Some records
= = =

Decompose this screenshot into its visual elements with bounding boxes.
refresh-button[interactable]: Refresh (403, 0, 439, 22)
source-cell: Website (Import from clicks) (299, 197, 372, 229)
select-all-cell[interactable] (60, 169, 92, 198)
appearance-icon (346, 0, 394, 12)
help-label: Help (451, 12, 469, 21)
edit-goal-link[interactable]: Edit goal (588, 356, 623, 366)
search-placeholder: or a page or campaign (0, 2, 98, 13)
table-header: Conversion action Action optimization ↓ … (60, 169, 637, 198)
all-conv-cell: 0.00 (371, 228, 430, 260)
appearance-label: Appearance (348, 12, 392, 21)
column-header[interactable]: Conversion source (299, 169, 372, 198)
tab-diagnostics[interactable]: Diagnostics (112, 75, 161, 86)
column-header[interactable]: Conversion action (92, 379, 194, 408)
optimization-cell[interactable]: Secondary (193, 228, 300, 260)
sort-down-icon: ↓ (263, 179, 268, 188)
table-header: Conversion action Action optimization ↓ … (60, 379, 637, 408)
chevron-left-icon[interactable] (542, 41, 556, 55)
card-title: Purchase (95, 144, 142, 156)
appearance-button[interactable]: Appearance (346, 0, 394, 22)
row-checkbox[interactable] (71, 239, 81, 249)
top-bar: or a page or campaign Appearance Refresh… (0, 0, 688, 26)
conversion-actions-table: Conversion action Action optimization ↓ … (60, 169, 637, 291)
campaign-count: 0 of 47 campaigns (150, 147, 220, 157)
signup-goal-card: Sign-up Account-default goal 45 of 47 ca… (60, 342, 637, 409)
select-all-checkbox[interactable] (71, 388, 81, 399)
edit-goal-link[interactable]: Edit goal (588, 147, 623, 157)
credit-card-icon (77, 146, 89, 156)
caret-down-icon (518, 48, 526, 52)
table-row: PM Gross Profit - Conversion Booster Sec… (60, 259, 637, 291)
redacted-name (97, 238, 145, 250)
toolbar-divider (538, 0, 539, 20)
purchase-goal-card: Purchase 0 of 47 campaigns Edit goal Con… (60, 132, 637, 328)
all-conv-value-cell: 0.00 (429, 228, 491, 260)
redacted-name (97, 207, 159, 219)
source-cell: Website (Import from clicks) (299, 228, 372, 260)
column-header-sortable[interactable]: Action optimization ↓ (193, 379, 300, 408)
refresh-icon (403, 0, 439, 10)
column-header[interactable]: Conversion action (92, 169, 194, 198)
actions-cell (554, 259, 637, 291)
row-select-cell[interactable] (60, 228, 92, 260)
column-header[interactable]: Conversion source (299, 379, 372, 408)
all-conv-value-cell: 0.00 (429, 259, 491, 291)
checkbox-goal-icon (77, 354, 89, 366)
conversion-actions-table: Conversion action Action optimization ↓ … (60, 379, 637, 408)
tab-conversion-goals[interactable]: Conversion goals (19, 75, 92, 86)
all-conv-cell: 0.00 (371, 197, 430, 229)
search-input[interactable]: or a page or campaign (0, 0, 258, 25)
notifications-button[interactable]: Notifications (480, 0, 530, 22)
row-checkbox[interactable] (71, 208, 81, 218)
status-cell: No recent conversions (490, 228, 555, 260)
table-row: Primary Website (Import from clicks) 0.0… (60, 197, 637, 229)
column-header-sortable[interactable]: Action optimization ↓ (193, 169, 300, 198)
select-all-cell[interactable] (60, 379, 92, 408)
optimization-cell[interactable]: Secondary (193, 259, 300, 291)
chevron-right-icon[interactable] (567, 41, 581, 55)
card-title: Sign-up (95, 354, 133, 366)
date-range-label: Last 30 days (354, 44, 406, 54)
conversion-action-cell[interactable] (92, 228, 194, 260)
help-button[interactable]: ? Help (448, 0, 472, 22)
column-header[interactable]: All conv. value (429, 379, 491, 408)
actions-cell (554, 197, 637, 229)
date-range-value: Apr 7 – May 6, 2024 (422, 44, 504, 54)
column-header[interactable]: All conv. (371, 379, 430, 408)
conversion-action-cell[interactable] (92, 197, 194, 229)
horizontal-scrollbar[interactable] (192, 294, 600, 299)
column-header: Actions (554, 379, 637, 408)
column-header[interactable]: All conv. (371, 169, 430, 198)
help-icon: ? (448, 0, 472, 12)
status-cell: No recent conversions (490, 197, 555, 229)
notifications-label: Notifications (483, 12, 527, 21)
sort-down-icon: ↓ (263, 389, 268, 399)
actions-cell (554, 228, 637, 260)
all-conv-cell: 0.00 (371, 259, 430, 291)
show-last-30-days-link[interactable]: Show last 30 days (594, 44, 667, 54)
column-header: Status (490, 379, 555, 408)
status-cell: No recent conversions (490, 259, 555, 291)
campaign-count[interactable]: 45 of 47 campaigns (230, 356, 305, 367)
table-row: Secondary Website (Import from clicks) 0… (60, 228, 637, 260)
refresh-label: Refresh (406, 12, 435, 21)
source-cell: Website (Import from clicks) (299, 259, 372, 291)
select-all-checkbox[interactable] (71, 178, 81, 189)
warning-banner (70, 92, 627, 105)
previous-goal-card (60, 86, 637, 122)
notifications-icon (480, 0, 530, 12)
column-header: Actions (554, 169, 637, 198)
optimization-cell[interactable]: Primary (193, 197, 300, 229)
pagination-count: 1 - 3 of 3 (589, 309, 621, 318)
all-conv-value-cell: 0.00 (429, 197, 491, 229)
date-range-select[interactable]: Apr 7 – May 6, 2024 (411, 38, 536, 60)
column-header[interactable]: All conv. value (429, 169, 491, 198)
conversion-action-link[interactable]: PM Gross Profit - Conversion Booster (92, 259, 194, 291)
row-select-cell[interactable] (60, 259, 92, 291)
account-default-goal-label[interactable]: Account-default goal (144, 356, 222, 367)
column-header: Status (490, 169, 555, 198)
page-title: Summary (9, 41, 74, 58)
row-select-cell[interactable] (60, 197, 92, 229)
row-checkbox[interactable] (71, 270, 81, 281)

= = =

### Direction
Copy out every line of the material above, word for word and in the same order.

### Solution for this task
Decompose this screenshot into its visual elements with bounding boxes.
refresh-button[interactable]: Refresh (403, 0, 439, 22)
source-cell: Website (Import from clicks) (299, 197, 372, 229)
select-all-cell[interactable] (60, 169, 92, 198)
appearance-icon (346, 0, 394, 12)
help-label: Help (451, 12, 469, 21)
edit-goal-link[interactable]: Edit goal (588, 356, 623, 366)
search-placeholder: or a page or campaign (0, 2, 98, 13)
table-header: Conversion action Action optimization ↓ … (60, 169, 637, 198)
all-conv-cell: 0.00 (371, 228, 430, 260)
appearance-label: Appearance (348, 12, 392, 21)
column-header[interactable]: Conversion source (299, 169, 372, 198)
tab-diagnostics[interactable]: Diagnostics (112, 75, 161, 86)
column-header[interactable]: Conversion action (92, 379, 194, 408)
optimization-cell[interactable]: Secondary (193, 228, 300, 260)
sort-down-icon: ↓ (263, 179, 268, 188)
table-header: Conversion action Action optimization ↓ … (60, 379, 637, 408)
chevron-left-icon[interactable] (542, 41, 556, 55)
card-title: Purchase (95, 144, 142, 156)
appearance-button[interactable]: Appearance (346, 0, 394, 22)
row-checkbox[interactable] (71, 239, 81, 249)
top-bar: or a page or campaign Appearance Refresh… (0, 0, 688, 26)
conversion-actions-table: Conversion action Action optimization ↓ … (60, 169, 637, 291)
campaign-count: 0 of 47 campaigns (150, 147, 220, 157)
signup-goal-card: Sign-up Account-default goal 45 of 47 ca… (60, 342, 637, 409)
select-all-checkbox[interactable] (71, 388, 81, 399)
edit-goal-link[interactable]: Edit goal (588, 147, 623, 157)
credit-card-icon (77, 146, 89, 156)
caret-down-icon (518, 48, 526, 52)
table-row: PM Gross Profit - Conversion Booster Sec… (60, 259, 637, 291)
redacted-name (97, 238, 145, 250)
toolbar-divider (538, 0, 539, 20)
purchase-goal-card: Purchase 0 of 47 campaigns Edit goal Con… (60, 132, 637, 328)
all-conv-value-cell: 0.00 (429, 228, 491, 260)
redacted-name (97, 207, 159, 219)
source-cell: Website (Import from clicks) (299, 228, 372, 260)
column-header-sortable[interactable]: Action optimization ↓ (193, 379, 300, 408)
refresh-icon (403, 0, 439, 10)
column-header[interactable]: Conversion action (92, 169, 194, 198)
actions-cell (554, 259, 637, 291)
row-select-cell[interactable] (60, 228, 92, 260)
column-header[interactable]: Conversion source (299, 379, 372, 408)
all-conv-value-cell: 0.00 (429, 259, 491, 291)
checkbox-goal-icon (77, 354, 89, 366)
conversion-actions-table: Conversion action Action optimization ↓ … (60, 379, 637, 408)
tab-conversion-goals[interactable]: Conversion goals (19, 75, 92, 86)
all-conv-cell: 0.00 (371, 197, 430, 229)
search-input[interactable]: or a page or campaign (0, 0, 258, 25)
notifications-button[interactable]: Notifications (480, 0, 530, 22)
row-checkbox[interactable] (71, 208, 81, 218)
status-cell: No recent conversions (490, 228, 555, 260)
table-row: Primary Website (Import from clicks) 0.0… (60, 197, 637, 229)
column-header-sortable[interactable]: Action optimization ↓ (193, 169, 300, 198)
select-all-cell[interactable] (60, 379, 92, 408)
optimization-cell[interactable]: Secondary (193, 259, 300, 291)
chevron-right-icon[interactable] (567, 41, 581, 55)
card-title: Sign-up (95, 354, 133, 366)
date-range-label: Last 30 days (354, 44, 406, 54)
conversion-action-cell[interactable] (92, 228, 194, 260)
help-button[interactable]: ? Help (448, 0, 472, 22)
column-header[interactable]: All conv. value (429, 379, 491, 408)
actions-cell (554, 197, 637, 229)
date-range-value: Apr 7 – May 6, 2024 (422, 44, 504, 54)
column-header[interactable]: All conv. (371, 379, 430, 408)
conversion-action-cell[interactable] (92, 197, 194, 229)
horizontal-scrollbar[interactable] (192, 294, 600, 299)
column-header: Actions (554, 379, 637, 408)
column-header[interactable]: All conv. (371, 169, 430, 198)
help-icon: ? (448, 0, 472, 12)
status-cell: No recent conversions (490, 197, 555, 229)
notifications-label: Notifications (483, 12, 527, 21)
sort-down-icon: ↓ (263, 389, 268, 399)
actions-cell (554, 228, 637, 260)
all-conv-cell: 0.00 (371, 259, 430, 291)
show-last-30-days-link[interactable]: Show last 30 days (594, 44, 667, 54)
column-header: Status (490, 379, 555, 408)
status-cell: No recent conversions (490, 259, 555, 291)
campaign-count[interactable]: 45 of 47 campaigns (230, 356, 305, 367)
table-row: Secondary Website (Import from clicks) 0… (60, 228, 637, 260)
refresh-label: Refresh (406, 12, 435, 21)
source-cell: Website (Import from clicks) (299, 259, 372, 291)
select-all-checkbox[interactable] (71, 178, 81, 189)
warning-banner (70, 92, 627, 105)
previous-goal-card (60, 86, 637, 122)
notifications-icon (480, 0, 530, 12)
column-header: Actions (554, 169, 637, 198)
optimization-cell[interactable]: Primary (193, 197, 300, 229)
pagination-count: 1 - 3 of 3 (589, 309, 621, 318)
all-conv-value-cell: 0.00 (429, 197, 491, 229)
date-range-select[interactable]: Apr 7 – May 6, 2024 (411, 38, 536, 60)
column-header[interactable]: All conv. value (429, 169, 491, 198)
conversion-action-link[interactable]: PM Gross Profit - Conversion Booster (92, 259, 194, 291)
row-select-cell[interactable] (60, 259, 92, 291)
account-default-goal-label[interactable]: Account-default goal (144, 356, 222, 367)
column-header: Status (490, 169, 555, 198)
page-title: Summary (9, 41, 74, 58)
row-select-cell[interactable] (60, 197, 92, 229)
row-checkbox[interactable] (71, 270, 81, 281)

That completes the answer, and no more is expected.